PROBLEM DESCRIPTION:
Below is a set of records; restate each one word for word.
* Start ENTRIES PROVIDED *
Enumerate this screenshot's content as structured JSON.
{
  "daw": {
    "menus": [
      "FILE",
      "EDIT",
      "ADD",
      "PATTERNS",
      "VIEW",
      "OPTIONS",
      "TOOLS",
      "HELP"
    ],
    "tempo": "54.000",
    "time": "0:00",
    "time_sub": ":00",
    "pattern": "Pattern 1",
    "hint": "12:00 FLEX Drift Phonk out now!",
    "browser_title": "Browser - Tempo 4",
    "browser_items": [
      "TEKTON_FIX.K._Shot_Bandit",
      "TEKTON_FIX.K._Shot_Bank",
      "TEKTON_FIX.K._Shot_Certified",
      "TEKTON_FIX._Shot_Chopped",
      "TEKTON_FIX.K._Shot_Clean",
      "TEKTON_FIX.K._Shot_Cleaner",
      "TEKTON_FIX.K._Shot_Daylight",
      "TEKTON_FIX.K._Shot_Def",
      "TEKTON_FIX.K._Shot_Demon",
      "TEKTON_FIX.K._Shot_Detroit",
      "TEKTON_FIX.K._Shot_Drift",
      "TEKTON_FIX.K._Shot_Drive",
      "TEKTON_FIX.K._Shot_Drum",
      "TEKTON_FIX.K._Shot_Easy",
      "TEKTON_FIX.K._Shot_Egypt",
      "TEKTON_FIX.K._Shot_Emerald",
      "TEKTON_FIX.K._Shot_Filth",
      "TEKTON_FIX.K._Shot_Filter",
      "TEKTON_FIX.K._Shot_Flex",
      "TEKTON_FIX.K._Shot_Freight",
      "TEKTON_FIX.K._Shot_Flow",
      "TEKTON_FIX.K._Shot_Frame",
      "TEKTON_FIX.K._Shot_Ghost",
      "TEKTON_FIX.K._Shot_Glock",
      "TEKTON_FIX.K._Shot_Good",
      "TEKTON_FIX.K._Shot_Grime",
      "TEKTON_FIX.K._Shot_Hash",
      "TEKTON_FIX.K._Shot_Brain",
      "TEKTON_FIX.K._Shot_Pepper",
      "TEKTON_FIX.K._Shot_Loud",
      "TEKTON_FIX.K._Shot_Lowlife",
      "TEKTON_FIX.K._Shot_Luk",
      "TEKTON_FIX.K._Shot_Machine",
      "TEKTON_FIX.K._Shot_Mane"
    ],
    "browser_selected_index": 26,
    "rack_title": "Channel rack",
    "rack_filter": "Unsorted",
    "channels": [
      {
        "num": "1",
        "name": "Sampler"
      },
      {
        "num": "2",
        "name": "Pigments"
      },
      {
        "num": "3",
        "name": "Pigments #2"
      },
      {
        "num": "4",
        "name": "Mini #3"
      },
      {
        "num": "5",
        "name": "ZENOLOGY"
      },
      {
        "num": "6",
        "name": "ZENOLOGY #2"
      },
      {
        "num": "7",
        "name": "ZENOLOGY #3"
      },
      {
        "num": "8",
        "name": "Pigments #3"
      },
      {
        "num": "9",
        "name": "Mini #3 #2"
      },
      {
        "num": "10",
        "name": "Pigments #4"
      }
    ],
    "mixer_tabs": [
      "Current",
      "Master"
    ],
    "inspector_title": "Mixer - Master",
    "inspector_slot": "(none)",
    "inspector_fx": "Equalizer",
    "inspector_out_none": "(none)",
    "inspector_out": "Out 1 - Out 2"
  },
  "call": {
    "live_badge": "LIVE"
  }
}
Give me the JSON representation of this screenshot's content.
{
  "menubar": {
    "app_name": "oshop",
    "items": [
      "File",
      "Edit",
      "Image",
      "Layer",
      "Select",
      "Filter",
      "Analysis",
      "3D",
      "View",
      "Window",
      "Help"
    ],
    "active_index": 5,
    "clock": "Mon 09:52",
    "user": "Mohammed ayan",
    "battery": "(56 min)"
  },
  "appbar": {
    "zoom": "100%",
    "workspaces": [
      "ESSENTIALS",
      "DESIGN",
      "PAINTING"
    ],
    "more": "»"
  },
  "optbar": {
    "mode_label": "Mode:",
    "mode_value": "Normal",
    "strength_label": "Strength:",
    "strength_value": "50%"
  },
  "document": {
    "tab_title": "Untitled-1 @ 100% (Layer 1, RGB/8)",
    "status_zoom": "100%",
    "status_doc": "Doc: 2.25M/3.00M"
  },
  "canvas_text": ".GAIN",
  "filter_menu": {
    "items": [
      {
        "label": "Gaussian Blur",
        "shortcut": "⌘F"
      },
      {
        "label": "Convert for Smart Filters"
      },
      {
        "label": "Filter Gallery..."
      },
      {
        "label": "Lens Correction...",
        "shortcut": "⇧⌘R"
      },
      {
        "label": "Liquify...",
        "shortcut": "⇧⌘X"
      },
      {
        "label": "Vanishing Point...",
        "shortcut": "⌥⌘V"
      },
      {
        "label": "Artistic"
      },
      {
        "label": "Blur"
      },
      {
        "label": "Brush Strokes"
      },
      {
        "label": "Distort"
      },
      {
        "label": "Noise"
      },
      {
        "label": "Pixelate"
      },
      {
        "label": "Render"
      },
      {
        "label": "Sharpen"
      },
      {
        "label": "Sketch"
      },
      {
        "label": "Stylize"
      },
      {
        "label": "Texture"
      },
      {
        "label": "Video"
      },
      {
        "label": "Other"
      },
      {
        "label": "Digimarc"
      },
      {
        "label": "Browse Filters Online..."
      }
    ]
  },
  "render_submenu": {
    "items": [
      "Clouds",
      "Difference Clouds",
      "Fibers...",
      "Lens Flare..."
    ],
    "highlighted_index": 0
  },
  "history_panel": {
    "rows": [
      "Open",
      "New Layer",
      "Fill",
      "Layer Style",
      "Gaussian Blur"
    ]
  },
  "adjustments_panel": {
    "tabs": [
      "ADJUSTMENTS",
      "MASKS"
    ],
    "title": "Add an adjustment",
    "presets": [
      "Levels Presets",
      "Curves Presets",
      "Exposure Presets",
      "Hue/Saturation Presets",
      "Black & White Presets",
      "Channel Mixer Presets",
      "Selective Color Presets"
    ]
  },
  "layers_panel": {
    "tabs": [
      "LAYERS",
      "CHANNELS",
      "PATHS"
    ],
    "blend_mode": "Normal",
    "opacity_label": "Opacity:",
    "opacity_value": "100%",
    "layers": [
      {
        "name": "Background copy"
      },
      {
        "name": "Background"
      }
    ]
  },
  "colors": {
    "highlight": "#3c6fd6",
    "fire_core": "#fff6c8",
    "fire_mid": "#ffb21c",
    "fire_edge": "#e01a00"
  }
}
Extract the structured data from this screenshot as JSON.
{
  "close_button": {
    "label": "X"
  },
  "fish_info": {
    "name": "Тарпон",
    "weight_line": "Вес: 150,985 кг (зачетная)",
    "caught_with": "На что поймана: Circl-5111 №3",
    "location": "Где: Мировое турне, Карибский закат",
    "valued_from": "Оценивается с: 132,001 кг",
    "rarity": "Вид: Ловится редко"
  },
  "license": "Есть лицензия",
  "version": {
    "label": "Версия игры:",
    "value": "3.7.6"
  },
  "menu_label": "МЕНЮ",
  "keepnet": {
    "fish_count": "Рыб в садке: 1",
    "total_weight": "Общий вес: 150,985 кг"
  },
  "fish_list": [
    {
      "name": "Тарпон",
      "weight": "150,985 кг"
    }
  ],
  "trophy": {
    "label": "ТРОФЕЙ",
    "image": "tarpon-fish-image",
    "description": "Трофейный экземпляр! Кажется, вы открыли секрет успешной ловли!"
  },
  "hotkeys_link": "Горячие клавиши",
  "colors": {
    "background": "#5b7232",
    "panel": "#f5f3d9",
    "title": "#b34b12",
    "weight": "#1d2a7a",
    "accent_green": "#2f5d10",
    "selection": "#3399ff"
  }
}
* End ENTRIES PROVIDED *
TASK RESULT:
Enumerate this screenshot's content as structured JSON.
{
  "daw": {
    "menus": [
      "FILE",
      "EDIT",
      "ADD",
      "PATTERNS",
      "VIEW",
      "OPTIONS",
      "TOOLS",
      "HELP"
    ],
    "tempo": "54.000",
    "time": "0:00",
    "time_sub": ":00",
    "pattern": "Pattern 1",
    "hint": "12:00 FLEX Drift Phonk out now!",
    "browser_title": "Browser - Tempo 4",
    "browser_items": [
      "TEKTON_FIX.K._Shot_Bandit",
      "TEKTON_FIX.K._Shot_Bank",
      "TEKTON_FIX.K._Shot_Certified",
      "TEKTON_FIX._Shot_Chopped",
      "TEKTON_FIX.K._Shot_Clean",
      "TEKTON_FIX.K._Shot_Cleaner",
      "TEKTON_FIX.K._Shot_Daylight",
      "TEKTON_FIX.K._Shot_Def",
      "TEKTON_FIX.K._Shot_Demon",
      "TEKTON_FIX.K._Shot_Detroit",
      "TEKTON_FIX.K._Shot_Drift",
      "TEKTON_FIX.K._Shot_Drive",
      "TEKTON_FIX.K._Shot_Drum",
      "TEKTON_FIX.K._Shot_Easy",
      "TEKTON_FIX.K._Shot_Egypt",
      "TEKTON_FIX.K._Shot_Emerald",
      "TEKTON_FIX.K._Shot_Filth",
      "TEKTON_FIX.K._Shot_Filter",
      "TEKTON_FIX.K._Shot_Flex",
      "TEKTON_FIX.K._Shot_Freight",
      "TEKTON_FIX.K._Shot_Flow",
      "TEKTON_FIX.K._Shot_Frame",
      "TEKTON_FIX.K._Shot_Ghost",
      "TEKTON_FIX.K._Shot_Glock",
      "TEKTON_FIX.K._Shot_Good",
      "TEKTON_FIX.K._Shot_Grime",
      "TEKTON_FIX.K._Shot_Hash",
      "TEKTON_FIX.K._Shot_Brain",
      "TEKTON_FIX.K._Shot_Pepper",
      "TEKTON_FIX.K._Shot_Loud",
      "TEKTON_FIX.K._Shot_Lowlife",
      "TEKTON_FIX.K._Shot_Luk",
      "TEKTON_FIX.K._Shot_Machine",
      "TEKTON_FIX.K._Shot_Mane"
    ],
    "browser_selected_index": 26,
    "rack_title": "Channel rack",
    "rack_filter": "Unsorted",
    "channels": [
      {
        "num": "1",
        "name": "Sampler"
      },
      {
        "num": "2",
        "name": "Pigments"
      },
      {
        "num": "3",
        "name": "Pigments #2"
      },
      {
        "num": "4",
        "name": "Mini #3"
      },
      {
        "num": "5",
        "name": "ZENOLOGY"
      },
      {
        "num": "6",
        "name": "ZENOLOGY #2"
      },
      {
        "num": "7",
        "name": "ZENOLOGY #3"
      },
      {
        "num": "8",
        "name": "Pigments #3"
      },
      {
        "num": "9",
        "name": "Mini #3 #2"
      },
      {
        "num": "10",
        "name": "Pigments #4"
      }
    ],
    "mixer_tabs": [
      "Current",
      "Master"
    ],
    "inspector_title": "Mixer - Master",
    "inspector_slot": "(none)",
    "inspector_fx": "Equalizer",
    "inspector_out_none": "(none)",
    "inspector_out": "Out 1 - Out 2"
  },
  "call": {
    "live_badge": "LIVE"
  }
}
Give me the JSON representation of this screenshot's content.
{
  "menubar": {
    "app_name": "oshop",
    "items": [
      "File",
      "Edit",
      "Image",
      "Layer",
      "Select",
      "Filter",
      "Analysis",
      "3D",
      "View",
      "Window",
      "Help"
    ],
    "active_index": 5,
    "clock": "Mon 09:52",
    "user": "Mohammed ayan",
    "battery": "(56 min)"
  },
  "appbar": {
    "zoom": "100%",
    "workspaces": [
      "ESSENTIALS",
      "DESIGN",
      "PAINTING"
    ],
    "more": "»"
  },
  "optbar": {
    "mode_label": "Mode:",
    "mode_value": "Normal",
    "strength_label": "Strength:",
    "strength_value": "50%"
  },
  "document": {
    "tab_title": "Untitled-1 @ 100% (Layer 1, RGB/8)",
    "status_zoom": "100%",
    "status_doc": "Doc: 2.25M/3.00M"
  },
  "canvas_text": ".GAIN",
  "filter_menu": {
    "items": [
      {
        "label": "Gaussian Blur",
        "shortcut": "⌘F"
      },
      {
        "label": "Convert for Smart Filters"
      },
      {
        "label": "Filter Gallery..."
      },
      {
        "label": "Lens Correction...",
        "shortcut": "⇧⌘R"
      },
      {
        "label": "Liquify...",
        "shortcut": "⇧⌘X"
      },
      {
        "label": "Vanishing Point...",
        "shortcut": "⌥⌘V"
      },
      {
        "label": "Artistic"
      },
      {
        "label": "Blur"
      },
      {
        "label": "Brush Strokes"
      },
      {
        "label": "Distort"
      },
      {
        "label": "Noise"
      },
      {
        "label": "Pixelate"
      },
      {
        "label": "Render"
      },
      {
        "label": "Sharpen"
      },
      {
        "label": "Sketch"
      },
      {
        "label": "Stylize"
      },
      {
        "label": "Texture"
      },
      {
        "label": "Video"
      },
      {
        "label": "Other"
      },
      {
        "label": "Digimarc"
      },
      {
        "label": "Browse Filters Online..."
      }
    ]
  },
  "render_submenu": {
    "items": [
      "Clouds",
      "Difference Clouds",
      "Fibers...",
      "Lens Flare..."
    ],
    "highlighted_index": 0
  },
  "history_panel": {
    "rows": [
      "Open",
      "New Layer",
      "Fill",
      "Layer Style",
      "Gaussian Blur"
    ]
  },
  "adjustments_panel": {
    "tabs": [
      "ADJUSTMENTS",
      "MASKS"
    ],
    "title": "Add an adjustment",
    "presets": [
      "Levels Presets",
      "Curves Presets",
      "Exposure Presets",
      "Hue/Saturation Presets",
      "Black & White Presets",
      "Channel Mixer Presets",
      "Selective Color Presets"
    ]
  },
  "layers_panel": {
    "tabs": [
      "LAYERS",
      "CHANNELS",
      "PATHS"
    ],
    "blend_mode": "Normal",
    "opacity_label": "Opacity:",
    "opacity_value": "100%",
    "layers": [
      {
        "name": "Background copy"
      },
      {
        "name": "Background"
      }
    ]
  },
  "colors": {
    "highlight": "#3c6fd6",
    "fire_core": "#fff6c8",
    "fire_mid": "#ffb21c",
    "fire_edge": "#e01a00"
  }
}
Extract the structured data from this screenshot as JSON.
{
  "close_button": {
    "label": "X"
  },
  "fish_info": {
    "name": "Тарпон",
    "weight_line": "Вес: 150,985 кг (зачетная)",
    "caught_with": "На что поймана: Circl-5111 №3",
    "location": "Где: Мировое турне, Карибский закат",
    "valued_from": "Оценивается с: 132,001 кг",
    "rarity": "Вид: Ловится редко"
  },
  "license": "Есть лицензия",
  "version": {
    "label": "Версия игры:",
    "value": "3.7.6"
  },
  "menu_label": "МЕНЮ",
  "keepnet": {
    "fish_count": "Рыб в садке: 1",
    "total_weight": "Общий вес: 150,985 кг"
  },
  "fish_list": [
    {
      "name": "Тарпон",
      "weight": "150,985 кг"
    }
  ],
  "trophy": {
    "label": "ТРОФЕЙ",
    "image": "tarpon-fish-image",
    "description": "Трофейный экземпляр! Кажется, вы открыли секрет успешной ловли!"
  },
  "hotkeys_link": "Горячие клавиши",
  "colors": {
    "background": "#5b7232",
    "panel": "#f5f3d9",
    "title": "#b34b12",
    "weight": "#1d2a7a",
    "accent_green": "#2f5d10",
    "selection": "#3399ff"
  }
}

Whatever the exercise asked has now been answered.